---------- Information supplied
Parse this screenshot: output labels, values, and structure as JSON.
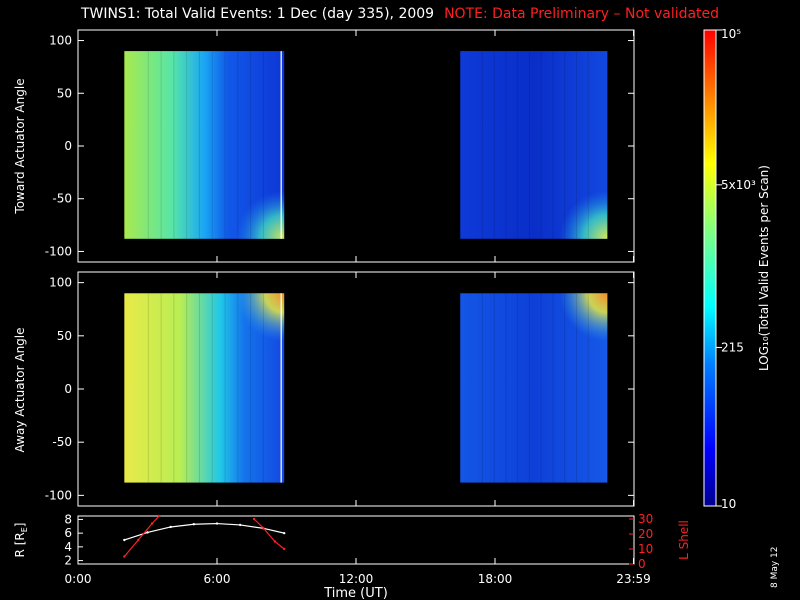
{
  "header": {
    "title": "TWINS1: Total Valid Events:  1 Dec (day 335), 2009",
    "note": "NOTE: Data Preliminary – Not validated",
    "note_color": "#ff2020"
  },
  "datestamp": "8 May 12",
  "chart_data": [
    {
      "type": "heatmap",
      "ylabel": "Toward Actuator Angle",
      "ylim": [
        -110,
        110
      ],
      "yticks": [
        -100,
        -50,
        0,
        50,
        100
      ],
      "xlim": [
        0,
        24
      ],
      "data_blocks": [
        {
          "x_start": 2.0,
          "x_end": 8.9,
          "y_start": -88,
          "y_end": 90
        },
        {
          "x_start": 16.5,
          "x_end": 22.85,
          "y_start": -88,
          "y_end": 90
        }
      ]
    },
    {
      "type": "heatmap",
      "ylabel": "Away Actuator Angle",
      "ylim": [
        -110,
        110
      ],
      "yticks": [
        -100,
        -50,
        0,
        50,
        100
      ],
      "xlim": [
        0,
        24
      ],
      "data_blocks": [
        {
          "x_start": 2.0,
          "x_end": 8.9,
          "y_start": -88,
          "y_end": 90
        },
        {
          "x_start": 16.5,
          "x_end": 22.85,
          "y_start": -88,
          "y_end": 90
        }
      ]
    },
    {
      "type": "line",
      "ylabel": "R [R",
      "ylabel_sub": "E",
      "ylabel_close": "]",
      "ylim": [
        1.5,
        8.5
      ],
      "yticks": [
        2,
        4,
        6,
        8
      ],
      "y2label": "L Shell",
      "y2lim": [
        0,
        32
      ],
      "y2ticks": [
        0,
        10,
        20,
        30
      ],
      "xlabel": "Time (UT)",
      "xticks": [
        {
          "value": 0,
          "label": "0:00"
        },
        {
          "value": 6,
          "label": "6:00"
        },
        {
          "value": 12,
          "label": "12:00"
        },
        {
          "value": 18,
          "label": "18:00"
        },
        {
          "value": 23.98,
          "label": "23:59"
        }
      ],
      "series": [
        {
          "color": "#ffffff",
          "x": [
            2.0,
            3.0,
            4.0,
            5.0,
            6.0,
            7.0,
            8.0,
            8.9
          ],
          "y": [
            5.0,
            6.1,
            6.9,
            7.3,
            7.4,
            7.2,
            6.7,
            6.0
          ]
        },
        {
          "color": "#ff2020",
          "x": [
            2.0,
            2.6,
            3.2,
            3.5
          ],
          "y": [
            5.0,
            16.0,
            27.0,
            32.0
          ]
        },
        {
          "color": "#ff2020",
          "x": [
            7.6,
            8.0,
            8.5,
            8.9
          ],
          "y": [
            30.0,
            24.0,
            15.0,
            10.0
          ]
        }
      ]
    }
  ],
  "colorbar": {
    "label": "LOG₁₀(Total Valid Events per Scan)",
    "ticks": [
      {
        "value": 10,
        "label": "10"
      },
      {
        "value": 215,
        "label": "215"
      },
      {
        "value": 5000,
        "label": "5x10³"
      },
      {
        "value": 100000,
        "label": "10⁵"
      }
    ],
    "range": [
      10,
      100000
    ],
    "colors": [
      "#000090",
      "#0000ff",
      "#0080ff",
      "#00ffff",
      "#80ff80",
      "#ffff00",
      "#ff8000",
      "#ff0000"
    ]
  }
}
--------------------
**Given exercise:**
Retype everything in the material word for word, minus pictures.

**Response below:**
Parse this screenshot: output labels, values, and structure as JSON.
{
  "header": {
    "title": "TWINS1: Total Valid Events:  1 Dec (day 335), 2009",
    "note": "NOTE: Data Preliminary – Not validated",
    "note_color": "#ff2020"
  },
  "datestamp": "8 May 12",
  "chart_data": [
    {
      "type": "heatmap",
      "ylabel": "Toward Actuator Angle",
      "ylim": [
        -110,
        110
      ],
      "yticks": [
        -100,
        -50,
        0,
        50,
        100
      ],
      "xlim": [
        0,
        24
      ],
      "data_blocks": [
        {
          "x_start": 2.0,
          "x_end": 8.9,
          "y_start": -88,
          "y_end": 90
        },
        {
          "x_start": 16.5,
          "x_end": 22.85,
          "y_start": -88,
          "y_end": 90
        }
      ]
    },
    {
      "type": "heatmap",
      "ylabel": "Away Actuator Angle",
      "ylim": [
        -110,
        110
      ],
      "yticks": [
        -100,
        -50,
        0,
        50,
        100
      ],
      "xlim": [
        0,
        24
      ],
      "data_blocks": [
        {
          "x_start": 2.0,
          "x_end": 8.9,
          "y_start": -88,
          "y_end": 90
        },
        {
          "x_start": 16.5,
          "x_end": 22.85,
          "y_start": -88,
          "y_end": 90
        }
      ]
    },
    {
      "type": "line",
      "ylabel": "R [R",
      "ylabel_sub": "E",
      "ylabel_close": "]",
      "ylim": [
        1.5,
        8.5
      ],
      "yticks": [
        2,
        4,
        6,
        8
      ],
      "y2label": "L Shell",
      "y2lim": [
        0,
        32
      ],
      "y2ticks": [
        0,
        10,
        20,
        30
      ],
      "xlabel": "Time (UT)",
      "xticks": [
        {
          "value": 0,
          "label": "0:00"
        },
        {
          "value": 6,
          "label": "6:00"
        },
        {
          "value": 12,
          "label": "12:00"
        },
        {
          "value": 18,
          "label": "18:00"
        },
        {
          "value": 23.98,
          "label": "23:59"
        }
      ],
      "series": [
        {
          "color": "#ffffff",
          "x": [
            2.0,
            3.0,
            4.0,
            5.0,
            6.0,
            7.0,
            8.0,
            8.9
          ],
          "y": [
            5.0,
            6.1,
            6.9,
            7.3,
            7.4,
            7.2,
            6.7,
            6.0
          ]
        },
        {
          "color": "#ff2020",
          "x": [
            2.0,
            2.6,
            3.2,
            3.5
          ],
          "y": [
            5.0,
            16.0,
            27.0,
            32.0
          ]
        },
        {
          "color": "#ff2020",
          "x": [
            7.6,
            8.0,
            8.5,
            8.9
          ],
          "y": [
            30.0,
            24.0,
            15.0,
            10.0
          ]
        }
      ]
    }
  ],
  "colorbar": {
    "label": "LOG₁₀(Total Valid Events per Scan)",
    "ticks": [
      {
        "value": 10,
        "label": "10"
      },
      {
        "value": 215,
        "label": "215"
      },
      {
        "value": 5000,
        "label": "5x10³"
      },
      {
        "value": 100000,
        "label": "10⁵"
      }
    ],
    "range": [
      10,
      100000
    ],
    "colors": [
      "#000090",
      "#0000ff",
      "#0080ff",
      "#00ffff",
      "#80ff80",
      "#ffff00",
      "#ff8000",
      "#ff0000"
    ]
  }
}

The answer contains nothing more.